**Exercise brief**
Exactly as written, print each record in the listing.

**Provided data**
_____

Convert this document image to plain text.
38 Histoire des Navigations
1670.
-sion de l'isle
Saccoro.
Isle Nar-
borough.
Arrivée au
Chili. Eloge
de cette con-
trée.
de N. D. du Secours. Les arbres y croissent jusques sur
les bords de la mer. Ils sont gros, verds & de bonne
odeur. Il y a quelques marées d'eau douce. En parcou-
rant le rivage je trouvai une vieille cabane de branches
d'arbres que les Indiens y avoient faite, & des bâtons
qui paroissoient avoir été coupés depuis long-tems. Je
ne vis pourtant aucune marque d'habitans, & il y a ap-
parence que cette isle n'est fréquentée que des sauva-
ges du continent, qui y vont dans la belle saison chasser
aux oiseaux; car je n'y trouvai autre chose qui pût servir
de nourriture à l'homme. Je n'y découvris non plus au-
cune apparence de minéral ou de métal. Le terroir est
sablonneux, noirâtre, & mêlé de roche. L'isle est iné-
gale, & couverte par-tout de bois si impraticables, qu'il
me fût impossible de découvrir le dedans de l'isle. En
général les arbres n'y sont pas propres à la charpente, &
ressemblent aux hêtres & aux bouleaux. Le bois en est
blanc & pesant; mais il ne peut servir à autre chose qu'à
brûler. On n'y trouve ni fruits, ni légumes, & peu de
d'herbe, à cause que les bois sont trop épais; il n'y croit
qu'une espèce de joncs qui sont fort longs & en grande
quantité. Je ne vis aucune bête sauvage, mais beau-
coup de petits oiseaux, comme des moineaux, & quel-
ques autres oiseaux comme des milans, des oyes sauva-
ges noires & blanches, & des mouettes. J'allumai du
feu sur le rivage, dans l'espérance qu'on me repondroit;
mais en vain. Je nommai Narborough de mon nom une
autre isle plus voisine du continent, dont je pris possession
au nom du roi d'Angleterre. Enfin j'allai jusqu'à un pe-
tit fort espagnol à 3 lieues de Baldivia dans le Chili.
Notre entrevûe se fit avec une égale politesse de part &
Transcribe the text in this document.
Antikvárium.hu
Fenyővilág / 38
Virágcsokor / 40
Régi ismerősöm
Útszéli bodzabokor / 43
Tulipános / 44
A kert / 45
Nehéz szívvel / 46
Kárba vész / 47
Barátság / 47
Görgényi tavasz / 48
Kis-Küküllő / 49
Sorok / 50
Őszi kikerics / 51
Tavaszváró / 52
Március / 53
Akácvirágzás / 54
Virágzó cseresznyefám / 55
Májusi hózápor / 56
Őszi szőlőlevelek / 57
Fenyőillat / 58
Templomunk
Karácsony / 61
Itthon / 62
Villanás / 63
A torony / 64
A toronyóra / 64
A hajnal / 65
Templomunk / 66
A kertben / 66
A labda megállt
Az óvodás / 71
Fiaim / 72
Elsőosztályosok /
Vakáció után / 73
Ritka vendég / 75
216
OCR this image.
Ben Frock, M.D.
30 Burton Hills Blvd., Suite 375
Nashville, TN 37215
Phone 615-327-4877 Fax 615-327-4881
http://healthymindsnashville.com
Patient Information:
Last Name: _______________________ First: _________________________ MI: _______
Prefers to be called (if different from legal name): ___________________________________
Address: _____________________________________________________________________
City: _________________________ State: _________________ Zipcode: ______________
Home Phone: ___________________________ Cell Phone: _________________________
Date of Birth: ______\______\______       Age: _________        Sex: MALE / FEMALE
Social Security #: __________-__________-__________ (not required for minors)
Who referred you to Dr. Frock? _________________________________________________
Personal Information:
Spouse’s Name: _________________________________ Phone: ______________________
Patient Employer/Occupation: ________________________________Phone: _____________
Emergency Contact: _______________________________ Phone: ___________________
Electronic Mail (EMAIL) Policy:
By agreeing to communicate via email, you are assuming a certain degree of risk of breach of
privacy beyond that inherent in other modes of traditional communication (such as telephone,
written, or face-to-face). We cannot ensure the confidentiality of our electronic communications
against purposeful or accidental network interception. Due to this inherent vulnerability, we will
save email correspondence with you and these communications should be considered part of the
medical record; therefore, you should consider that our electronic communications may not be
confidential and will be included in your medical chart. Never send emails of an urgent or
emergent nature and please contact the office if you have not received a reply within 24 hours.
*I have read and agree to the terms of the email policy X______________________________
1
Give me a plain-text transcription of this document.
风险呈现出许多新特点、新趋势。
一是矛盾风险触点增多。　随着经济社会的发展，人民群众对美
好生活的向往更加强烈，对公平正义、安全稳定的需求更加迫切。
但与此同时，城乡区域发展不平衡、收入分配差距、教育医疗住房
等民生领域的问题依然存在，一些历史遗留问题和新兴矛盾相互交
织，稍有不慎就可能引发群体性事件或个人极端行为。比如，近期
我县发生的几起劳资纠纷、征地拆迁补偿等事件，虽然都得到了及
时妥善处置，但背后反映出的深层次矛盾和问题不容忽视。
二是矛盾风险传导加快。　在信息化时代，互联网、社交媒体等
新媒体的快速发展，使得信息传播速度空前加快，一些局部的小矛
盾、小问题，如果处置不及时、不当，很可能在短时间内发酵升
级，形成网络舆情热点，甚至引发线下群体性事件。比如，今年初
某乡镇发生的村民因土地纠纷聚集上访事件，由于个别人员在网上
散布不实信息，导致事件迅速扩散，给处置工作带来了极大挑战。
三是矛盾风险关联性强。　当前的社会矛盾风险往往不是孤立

_____

**Task result**
Convert this document image to plain text.
38 Histoire des Navigations
1670.
-sion de l'isle
Saccoro.
Isle Nar-
borough.
Arrivée au
Chili. Eloge
de cette con-
trée.
de N. D. du Secours. Les arbres y croissent jusques sur
les bords de la mer. Ils sont gros, verds & de bonne
odeur. Il y a quelques marées d'eau douce. En parcou-
rant le rivage je trouvai une vieille cabane de branches
d'arbres que les Indiens y avoient faite, & des bâtons
qui paroissoient avoir été coupés depuis long-tems. Je
ne vis pourtant aucune marque d'habitans, & il y a ap-
parence que cette isle n'est fréquentée que des sauva-
ges du continent, qui y vont dans la belle saison chasser
aux oiseaux; car je n'y trouvai autre chose qui pût servir
de nourriture à l'homme. Je n'y découvris non plus au-
cune apparence de minéral ou de métal. Le terroir est
sablonneux, noirâtre, & mêlé de roche. L'isle est iné-
gale, & couverte par-tout de bois si impraticables, qu'il
me fût impossible de découvrir le dedans de l'isle. En
général les arbres n'y sont pas propres à la charpente, &
ressemblent aux hêtres & aux bouleaux. Le bois en est
blanc & pesant; mais il ne peut servir à autre chose qu'à
brûler. On n'y trouve ni fruits, ni légumes, & peu de
d'herbe, à cause que les bois sont trop épais; il n'y croit
qu'une espèce de joncs qui sont fort longs & en grande
quantité. Je ne vis aucune bête sauvage, mais beau-
coup de petits oiseaux, comme des moineaux, & quel-
ques autres oiseaux comme des milans, des oyes sauva-
ges noires & blanches, & des mouettes. J'allumai du
feu sur le rivage, dans l'espérance qu'on me repondroit;
mais en vain. Je nommai Narborough de mon nom une
autre isle plus voisine du continent, dont je pris possession
au nom du roi d'Angleterre. Enfin j'allai jusqu'à un pe-
tit fort espagnol à 3 lieues de Baldivia dans le Chili.
Notre entrevûe se fit avec une égale politesse de part &
Transcribe the text in this document.
Antikvárium.hu
Fenyővilág / 38
Virágcsokor / 40
Régi ismerősöm
Útszéli bodzabokor / 43
Tulipános / 44
A kert / 45
Nehéz szívvel / 46
Kárba vész / 47
Barátság / 47
Görgényi tavasz / 48
Kis-Küküllő / 49
Sorok / 50
Őszi kikerics / 51
Tavaszváró / 52
Március / 53
Akácvirágzás / 54
Virágzó cseresznyefám / 55
Májusi hózápor / 56
Őszi szőlőlevelek / 57
Fenyőillat / 58
Templomunk
Karácsony / 61
Itthon / 62
Villanás / 63
A torony / 64
A toronyóra / 64
A hajnal / 65
Templomunk / 66
A kertben / 66
A labda megállt
Az óvodás / 71
Fiaim / 72
Elsőosztályosok /
Vakáció után / 73
Ritka vendég / 75
216
OCR this image.
Ben Frock, M.D.
30 Burton Hills Blvd., Suite 375
Nashville, TN 37215
Phone 615-327-4877 Fax 615-327-4881
http://healthymindsnashville.com
Patient Information:
Last Name: _______________________ First: _________________________ MI: _______
Prefers to be called (if different from legal name): ___________________________________
Address: _____________________________________________________________________
City: _________________________ State: _________________ Zipcode: ______________
Home Phone: ___________________________ Cell Phone: _________________________
Date of Birth: ______\______\______       Age: _________        Sex: MALE / FEMALE
Social Security #: __________-__________-__________ (not required for minors)
Who referred you to Dr. Frock? _________________________________________________
Personal Information:
Spouse’s Name: _________________________________ Phone: ______________________
Patient Employer/Occupation: ________________________________Phone: _____________
Emergency Contact: _______________________________ Phone: ___________________
Electronic Mail (EMAIL) Policy:
By agreeing to communicate via email, you are assuming a certain degree of risk of breach of
privacy beyond that inherent in other modes of traditional communication (such as telephone,
written, or face-to-face). We cannot ensure the confidentiality of our electronic communications
against purposeful or accidental network interception. Due to this inherent vulnerability, we will
save email correspondence with you and these communications should be considered part of the
medical record; therefore, you should consider that our electronic communications may not be
confidential and will be included in your medical chart. Never send emails of an urgent or
emergent nature and please contact the office if you have not received a reply within 24 hours.
*I have read and agree to the terms of the email policy X______________________________
1
Give me a plain-text transcription of this document.
风险呈现出许多新特点、新趋势。
一是矛盾风险触点增多。　随着经济社会的发展，人民群众对美
好生活的向往更加强烈，对公平正义、安全稳定的需求更加迫切。
但与此同时，城乡区域发展不平衡、收入分配差距、教育医疗住房
等民生领域的问题依然存在，一些历史遗留问题和新兴矛盾相互交
织，稍有不慎就可能引发群体性事件或个人极端行为。比如，近期
我县发生的几起劳资纠纷、征地拆迁补偿等事件，虽然都得到了及
时妥善处置，但背后反映出的深层次矛盾和问题不容忽视。
二是矛盾风险传导加快。　在信息化时代，互联网、社交媒体等
新媒体的快速发展，使得信息传播速度空前加快，一些局部的小矛
盾、小问题，如果处置不及时、不当，很可能在短时间内发酵升
级，形成网络舆情热点，甚至引发线下群体性事件。比如，今年初
某乡镇发生的村民因土地纠纷聚集上访事件，由于个别人员在网上
散布不实信息，导致事件迅速扩散，给处置工作带来了极大挑战。
三是矛盾风险关联性强。　当前的社会矛盾风险往往不是孤立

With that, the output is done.